Annotated element listings:
--------------------------------------------------

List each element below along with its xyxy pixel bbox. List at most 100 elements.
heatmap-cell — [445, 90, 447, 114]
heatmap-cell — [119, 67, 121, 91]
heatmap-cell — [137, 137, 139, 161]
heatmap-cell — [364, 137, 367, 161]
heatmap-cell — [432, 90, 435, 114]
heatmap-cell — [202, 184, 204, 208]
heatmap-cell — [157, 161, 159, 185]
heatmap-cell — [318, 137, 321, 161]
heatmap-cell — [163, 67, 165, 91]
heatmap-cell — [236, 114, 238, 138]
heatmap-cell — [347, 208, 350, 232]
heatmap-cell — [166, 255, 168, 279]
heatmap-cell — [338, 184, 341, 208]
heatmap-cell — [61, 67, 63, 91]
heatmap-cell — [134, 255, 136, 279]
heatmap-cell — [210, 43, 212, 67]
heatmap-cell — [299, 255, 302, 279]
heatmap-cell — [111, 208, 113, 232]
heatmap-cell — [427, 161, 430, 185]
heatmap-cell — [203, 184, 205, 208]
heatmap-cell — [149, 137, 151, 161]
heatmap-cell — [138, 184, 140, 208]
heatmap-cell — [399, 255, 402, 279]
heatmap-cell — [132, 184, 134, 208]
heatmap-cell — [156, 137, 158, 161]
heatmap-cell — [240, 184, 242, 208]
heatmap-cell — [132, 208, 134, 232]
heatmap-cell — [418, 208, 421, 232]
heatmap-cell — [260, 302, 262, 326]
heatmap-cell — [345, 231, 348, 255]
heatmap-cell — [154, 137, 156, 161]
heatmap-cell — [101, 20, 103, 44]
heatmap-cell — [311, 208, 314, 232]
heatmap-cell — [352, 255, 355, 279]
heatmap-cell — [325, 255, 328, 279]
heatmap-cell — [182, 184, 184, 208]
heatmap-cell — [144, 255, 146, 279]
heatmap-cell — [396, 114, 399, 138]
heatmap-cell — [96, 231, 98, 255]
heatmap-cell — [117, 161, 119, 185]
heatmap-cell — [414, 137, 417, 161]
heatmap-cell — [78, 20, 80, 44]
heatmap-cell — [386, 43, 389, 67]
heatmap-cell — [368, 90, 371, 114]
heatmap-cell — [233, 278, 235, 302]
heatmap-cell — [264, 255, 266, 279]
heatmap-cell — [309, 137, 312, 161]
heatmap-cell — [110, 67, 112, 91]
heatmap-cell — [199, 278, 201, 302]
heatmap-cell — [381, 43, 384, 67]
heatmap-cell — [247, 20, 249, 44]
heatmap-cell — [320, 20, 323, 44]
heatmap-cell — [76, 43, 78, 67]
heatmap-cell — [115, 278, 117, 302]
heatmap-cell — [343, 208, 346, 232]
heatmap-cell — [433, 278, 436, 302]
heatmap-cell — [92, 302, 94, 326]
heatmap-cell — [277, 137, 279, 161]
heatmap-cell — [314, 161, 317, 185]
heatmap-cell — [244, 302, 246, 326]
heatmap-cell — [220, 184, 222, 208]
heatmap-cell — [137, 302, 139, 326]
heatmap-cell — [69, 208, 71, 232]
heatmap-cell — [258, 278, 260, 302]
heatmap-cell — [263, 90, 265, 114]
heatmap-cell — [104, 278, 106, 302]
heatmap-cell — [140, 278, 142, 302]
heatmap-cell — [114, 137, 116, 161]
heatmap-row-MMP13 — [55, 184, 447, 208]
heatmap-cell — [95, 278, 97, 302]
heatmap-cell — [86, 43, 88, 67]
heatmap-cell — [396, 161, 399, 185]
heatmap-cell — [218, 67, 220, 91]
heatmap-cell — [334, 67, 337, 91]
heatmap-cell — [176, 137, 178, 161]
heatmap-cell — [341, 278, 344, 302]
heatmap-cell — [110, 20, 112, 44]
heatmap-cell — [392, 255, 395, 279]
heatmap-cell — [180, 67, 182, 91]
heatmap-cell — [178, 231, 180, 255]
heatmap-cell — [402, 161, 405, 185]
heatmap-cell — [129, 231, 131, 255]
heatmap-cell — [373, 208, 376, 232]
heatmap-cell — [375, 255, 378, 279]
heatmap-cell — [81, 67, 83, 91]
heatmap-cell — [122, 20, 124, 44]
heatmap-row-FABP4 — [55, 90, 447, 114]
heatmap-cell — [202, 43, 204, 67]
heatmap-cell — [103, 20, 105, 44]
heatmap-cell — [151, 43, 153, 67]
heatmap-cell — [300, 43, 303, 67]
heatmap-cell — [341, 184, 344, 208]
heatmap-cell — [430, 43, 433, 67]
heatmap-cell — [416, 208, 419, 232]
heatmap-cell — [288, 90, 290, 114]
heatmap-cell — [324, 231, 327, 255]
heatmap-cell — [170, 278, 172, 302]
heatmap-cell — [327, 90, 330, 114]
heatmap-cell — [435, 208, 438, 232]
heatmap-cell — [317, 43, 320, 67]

--------------------------------------------------

# TO BE DONE
Turn the material into a numbered list, starting with its first line and going on through the line with "heatmap-cell — [96, 231, 98, 255]", both included. Leave out any blank lines.

# SOLUTION TO THE EXERCISE
1. List each element below along with its xyxy pixel bbox. List at most 100 elements.
2. heatmap-cell — [445, 90, 447, 114]
3. heatmap-cell — [119, 67, 121, 91]
4. heatmap-cell — [137, 137, 139, 161]
5. heatmap-cell — [364, 137, 367, 161]
6. heatmap-cell — [432, 90, 435, 114]
7. heatmap-cell — [202, 184, 204, 208]
8. heatmap-cell — [157, 161, 159, 185]
9. heatmap-cell — [318, 137, 321, 161]
10. heatmap-cell — [163, 67, 165, 91]
11. heatmap-cell — [236, 114, 238, 138]
12. heatmap-cell — [347, 208, 350, 232]
13. heatmap-cell — [166, 255, 168, 279]
14. heatmap-cell — [338, 184, 341, 208]
15. heatmap-cell — [61, 67, 63, 91]
16. heatmap-cell — [134, 255, 136, 279]
17. heatmap-cell — [210, 43, 212, 67]
18. heatmap-cell — [299, 255, 302, 279]
19. heatmap-cell — [111, 208, 113, 232]
20. heatmap-cell — [427, 161, 430, 185]
21. heatmap-cell — [203, 184, 205, 208]
22. heatmap-cell — [149, 137, 151, 161]
23. heatmap-cell — [138, 184, 140, 208]
24. heatmap-cell — [399, 255, 402, 279]
25. heatmap-cell — [132, 184, 134, 208]
26. heatmap-cell — [156, 137, 158, 161]
27. heatmap-cell — [240, 184, 242, 208]
28. heatmap-cell — [132, 208, 134, 232]
29. heatmap-cell — [418, 208, 421, 232]
30. heatmap-cell — [260, 302, 262, 326]
31. heatmap-cell — [345, 231, 348, 255]
32. heatmap-cell — [154, 137, 156, 161]
33. heatmap-cell — [101, 20, 103, 44]
34. heatmap-cell — [311, 208, 314, 232]
35. heatmap-cell — [352, 255, 355, 279]
36. heatmap-cell — [325, 255, 328, 279]
37. heatmap-cell — [182, 184, 184, 208]
38. heatmap-cell — [144, 255, 146, 279]
39. heatmap-cell — [396, 114, 399, 138]
40. heatmap-cell — [96, 231, 98, 255]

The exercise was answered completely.